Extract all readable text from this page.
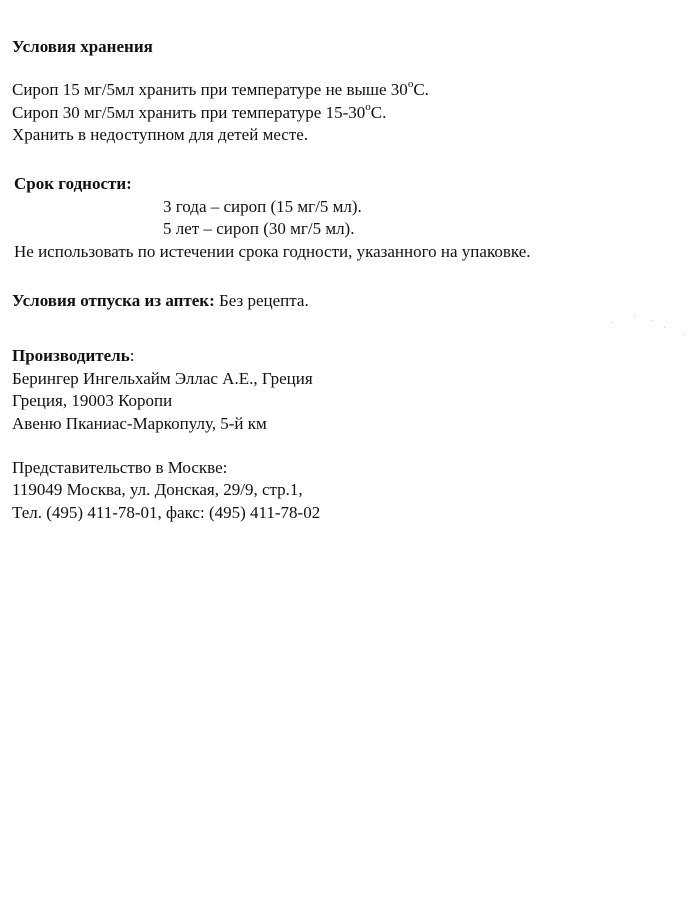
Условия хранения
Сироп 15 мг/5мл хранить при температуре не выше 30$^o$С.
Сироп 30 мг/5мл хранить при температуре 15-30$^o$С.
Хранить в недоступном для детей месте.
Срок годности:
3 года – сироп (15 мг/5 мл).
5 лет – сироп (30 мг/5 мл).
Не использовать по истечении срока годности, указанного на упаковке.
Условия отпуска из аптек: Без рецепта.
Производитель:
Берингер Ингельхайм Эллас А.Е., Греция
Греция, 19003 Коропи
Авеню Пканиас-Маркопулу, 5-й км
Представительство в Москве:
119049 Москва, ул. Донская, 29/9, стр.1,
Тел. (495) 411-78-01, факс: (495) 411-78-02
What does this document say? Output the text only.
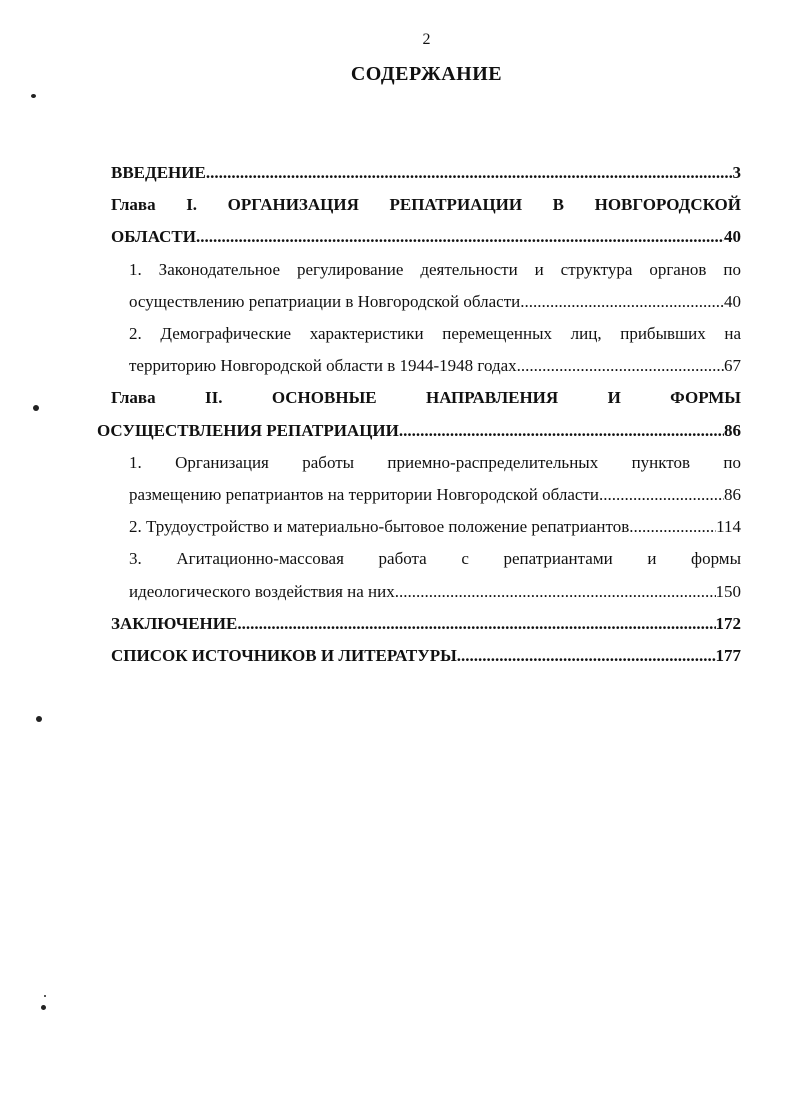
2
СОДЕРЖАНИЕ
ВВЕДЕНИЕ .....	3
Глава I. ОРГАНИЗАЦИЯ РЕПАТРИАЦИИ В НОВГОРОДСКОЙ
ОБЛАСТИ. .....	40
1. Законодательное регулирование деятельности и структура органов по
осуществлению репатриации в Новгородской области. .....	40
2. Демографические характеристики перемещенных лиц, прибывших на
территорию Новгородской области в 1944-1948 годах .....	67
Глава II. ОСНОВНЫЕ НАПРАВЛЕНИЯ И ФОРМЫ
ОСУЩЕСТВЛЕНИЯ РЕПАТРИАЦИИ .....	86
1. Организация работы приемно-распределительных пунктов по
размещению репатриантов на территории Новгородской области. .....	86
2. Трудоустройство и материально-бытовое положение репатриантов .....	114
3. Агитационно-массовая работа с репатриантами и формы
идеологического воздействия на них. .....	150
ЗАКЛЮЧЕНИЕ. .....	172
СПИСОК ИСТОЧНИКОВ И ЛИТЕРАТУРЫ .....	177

....

**GOAL OF THE EXERCISE:** Using the listing, copy every line where the word "Условия" shows up.

**CORRECT OUTPUT:**
Условия хранения
Условия отпуска из аптек: Без рецепта.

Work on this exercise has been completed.